— start of Exercise inputs —
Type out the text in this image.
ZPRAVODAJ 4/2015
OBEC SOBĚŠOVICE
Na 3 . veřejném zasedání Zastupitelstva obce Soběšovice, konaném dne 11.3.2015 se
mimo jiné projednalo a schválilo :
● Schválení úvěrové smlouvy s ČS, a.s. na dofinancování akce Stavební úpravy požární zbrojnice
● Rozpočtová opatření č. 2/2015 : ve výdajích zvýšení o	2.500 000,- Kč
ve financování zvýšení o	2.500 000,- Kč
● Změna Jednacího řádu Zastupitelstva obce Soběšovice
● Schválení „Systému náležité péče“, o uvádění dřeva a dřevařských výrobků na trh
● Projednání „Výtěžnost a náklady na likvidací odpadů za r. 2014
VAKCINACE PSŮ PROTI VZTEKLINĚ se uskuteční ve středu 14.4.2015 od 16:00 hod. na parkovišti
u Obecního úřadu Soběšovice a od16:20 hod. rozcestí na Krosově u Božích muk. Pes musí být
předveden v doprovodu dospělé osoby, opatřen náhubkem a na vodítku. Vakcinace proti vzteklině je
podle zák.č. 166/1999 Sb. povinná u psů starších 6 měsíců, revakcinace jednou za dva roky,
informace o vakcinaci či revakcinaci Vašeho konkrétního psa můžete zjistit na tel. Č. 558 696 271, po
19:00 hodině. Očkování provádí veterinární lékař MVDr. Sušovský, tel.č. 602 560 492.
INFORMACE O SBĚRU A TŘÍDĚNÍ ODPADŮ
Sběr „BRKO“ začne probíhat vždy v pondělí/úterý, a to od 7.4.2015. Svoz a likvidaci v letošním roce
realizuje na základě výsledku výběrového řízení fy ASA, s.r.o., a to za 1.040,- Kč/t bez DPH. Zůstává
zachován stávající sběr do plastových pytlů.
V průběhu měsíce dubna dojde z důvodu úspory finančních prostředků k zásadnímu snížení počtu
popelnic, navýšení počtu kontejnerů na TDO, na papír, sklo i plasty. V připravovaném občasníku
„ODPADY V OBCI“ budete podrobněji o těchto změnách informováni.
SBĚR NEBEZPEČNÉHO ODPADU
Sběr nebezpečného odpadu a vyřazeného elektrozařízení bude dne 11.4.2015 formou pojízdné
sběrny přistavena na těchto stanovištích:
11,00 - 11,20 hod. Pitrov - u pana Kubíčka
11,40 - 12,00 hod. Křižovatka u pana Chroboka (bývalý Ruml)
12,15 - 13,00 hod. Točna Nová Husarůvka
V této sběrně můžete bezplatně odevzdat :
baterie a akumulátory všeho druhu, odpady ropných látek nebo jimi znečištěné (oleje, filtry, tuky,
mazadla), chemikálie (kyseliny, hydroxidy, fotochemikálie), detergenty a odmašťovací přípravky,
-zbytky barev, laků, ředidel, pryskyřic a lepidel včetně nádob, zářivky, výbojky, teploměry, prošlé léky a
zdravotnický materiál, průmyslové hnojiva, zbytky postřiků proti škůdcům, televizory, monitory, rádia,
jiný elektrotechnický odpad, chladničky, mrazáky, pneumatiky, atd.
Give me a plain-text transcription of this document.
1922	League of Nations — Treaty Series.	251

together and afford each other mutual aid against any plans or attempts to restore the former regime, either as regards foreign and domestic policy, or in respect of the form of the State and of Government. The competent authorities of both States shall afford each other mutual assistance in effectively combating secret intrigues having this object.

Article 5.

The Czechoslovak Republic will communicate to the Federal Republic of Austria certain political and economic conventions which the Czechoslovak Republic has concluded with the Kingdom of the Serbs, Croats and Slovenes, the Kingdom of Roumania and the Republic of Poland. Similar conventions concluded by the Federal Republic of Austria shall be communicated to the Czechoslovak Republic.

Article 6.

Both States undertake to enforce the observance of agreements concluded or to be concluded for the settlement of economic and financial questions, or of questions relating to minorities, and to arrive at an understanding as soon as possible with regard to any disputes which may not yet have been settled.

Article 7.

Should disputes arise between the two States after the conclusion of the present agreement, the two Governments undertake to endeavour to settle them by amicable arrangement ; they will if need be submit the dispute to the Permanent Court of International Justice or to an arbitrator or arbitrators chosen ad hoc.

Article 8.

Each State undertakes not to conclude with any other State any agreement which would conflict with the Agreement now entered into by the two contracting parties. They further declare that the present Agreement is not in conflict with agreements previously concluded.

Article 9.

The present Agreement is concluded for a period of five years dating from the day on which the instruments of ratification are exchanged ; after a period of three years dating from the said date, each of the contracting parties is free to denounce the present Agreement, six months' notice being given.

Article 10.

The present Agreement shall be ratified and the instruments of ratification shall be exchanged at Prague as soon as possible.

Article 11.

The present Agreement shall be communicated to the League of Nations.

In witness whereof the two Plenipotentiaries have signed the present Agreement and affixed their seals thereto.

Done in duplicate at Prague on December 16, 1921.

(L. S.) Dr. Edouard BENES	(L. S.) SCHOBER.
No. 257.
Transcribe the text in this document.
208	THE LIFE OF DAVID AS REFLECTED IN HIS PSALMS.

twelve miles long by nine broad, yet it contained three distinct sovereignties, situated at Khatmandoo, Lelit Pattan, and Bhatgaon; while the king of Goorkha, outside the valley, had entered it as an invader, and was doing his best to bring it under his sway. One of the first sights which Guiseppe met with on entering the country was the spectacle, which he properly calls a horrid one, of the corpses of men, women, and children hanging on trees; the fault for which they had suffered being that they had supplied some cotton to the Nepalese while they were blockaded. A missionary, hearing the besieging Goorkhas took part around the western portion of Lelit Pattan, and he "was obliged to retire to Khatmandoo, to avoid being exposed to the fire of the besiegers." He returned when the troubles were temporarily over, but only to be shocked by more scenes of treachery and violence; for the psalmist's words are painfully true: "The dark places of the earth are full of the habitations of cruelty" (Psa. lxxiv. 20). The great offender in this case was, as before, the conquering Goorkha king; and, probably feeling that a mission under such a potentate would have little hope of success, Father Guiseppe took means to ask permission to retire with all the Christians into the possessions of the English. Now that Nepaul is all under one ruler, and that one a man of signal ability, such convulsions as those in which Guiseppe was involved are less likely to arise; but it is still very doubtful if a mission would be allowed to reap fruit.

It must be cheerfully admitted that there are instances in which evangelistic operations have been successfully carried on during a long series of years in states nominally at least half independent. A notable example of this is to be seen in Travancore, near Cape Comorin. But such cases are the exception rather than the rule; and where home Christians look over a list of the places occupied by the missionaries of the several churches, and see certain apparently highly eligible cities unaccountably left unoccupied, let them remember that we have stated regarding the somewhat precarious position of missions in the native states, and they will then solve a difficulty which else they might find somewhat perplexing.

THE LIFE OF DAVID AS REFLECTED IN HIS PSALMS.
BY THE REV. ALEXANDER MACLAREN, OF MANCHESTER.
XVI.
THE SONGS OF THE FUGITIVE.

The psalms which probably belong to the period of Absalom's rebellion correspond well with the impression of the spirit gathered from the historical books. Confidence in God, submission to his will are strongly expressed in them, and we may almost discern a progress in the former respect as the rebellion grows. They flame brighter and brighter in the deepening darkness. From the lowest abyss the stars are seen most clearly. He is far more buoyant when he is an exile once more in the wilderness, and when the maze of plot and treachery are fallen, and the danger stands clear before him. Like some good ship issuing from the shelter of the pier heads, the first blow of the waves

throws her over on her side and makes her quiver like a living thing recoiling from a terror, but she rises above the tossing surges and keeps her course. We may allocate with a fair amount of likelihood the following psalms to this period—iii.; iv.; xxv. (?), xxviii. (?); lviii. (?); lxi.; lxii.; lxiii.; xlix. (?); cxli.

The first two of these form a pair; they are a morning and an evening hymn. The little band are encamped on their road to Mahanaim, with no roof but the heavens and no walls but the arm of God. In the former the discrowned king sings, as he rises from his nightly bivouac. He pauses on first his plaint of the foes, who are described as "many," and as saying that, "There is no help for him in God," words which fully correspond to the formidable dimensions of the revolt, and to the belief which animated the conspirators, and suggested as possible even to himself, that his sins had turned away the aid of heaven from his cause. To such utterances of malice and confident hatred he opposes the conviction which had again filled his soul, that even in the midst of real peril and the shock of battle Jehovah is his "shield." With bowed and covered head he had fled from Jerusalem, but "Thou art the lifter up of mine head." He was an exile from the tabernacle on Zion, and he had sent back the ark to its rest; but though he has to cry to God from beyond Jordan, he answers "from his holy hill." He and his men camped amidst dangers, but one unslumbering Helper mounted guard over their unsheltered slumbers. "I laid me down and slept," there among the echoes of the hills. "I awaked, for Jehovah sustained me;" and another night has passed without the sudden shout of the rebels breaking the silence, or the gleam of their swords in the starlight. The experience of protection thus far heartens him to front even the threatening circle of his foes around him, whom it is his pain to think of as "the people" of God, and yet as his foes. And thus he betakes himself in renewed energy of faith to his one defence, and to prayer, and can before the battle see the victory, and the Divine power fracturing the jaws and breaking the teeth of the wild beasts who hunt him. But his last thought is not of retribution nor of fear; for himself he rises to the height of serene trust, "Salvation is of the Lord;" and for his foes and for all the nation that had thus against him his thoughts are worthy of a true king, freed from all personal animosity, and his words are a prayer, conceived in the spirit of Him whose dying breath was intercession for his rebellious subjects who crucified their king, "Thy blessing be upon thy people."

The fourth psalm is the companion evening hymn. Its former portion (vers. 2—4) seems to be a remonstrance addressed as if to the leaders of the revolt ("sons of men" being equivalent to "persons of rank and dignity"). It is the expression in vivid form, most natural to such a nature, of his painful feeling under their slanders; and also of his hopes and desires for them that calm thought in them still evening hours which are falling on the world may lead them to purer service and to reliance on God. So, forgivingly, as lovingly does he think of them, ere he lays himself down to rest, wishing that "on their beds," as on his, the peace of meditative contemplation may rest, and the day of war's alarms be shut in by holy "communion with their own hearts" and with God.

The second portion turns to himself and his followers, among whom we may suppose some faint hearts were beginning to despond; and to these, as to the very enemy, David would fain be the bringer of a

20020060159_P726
— end of Exercise inputs —
> [Problem to work on]
Note every line above where the string "agreements" shows up, and copy those lines.

> [Solution]
Both States undertake to enforce the observance of agreements concluded or to be concluded for the settlement of economic and financial questions, or of questions relating to minorities, and to arrive at an understanding as soon as possible with regard to any disputes which may not yet have been settled.
Each State undertakes not to conclude with any other State any agreement which would conflict with the Agreement now entered into by the two contracting parties. They further declare that the present Agreement is not in conflict with agreements previously concluded.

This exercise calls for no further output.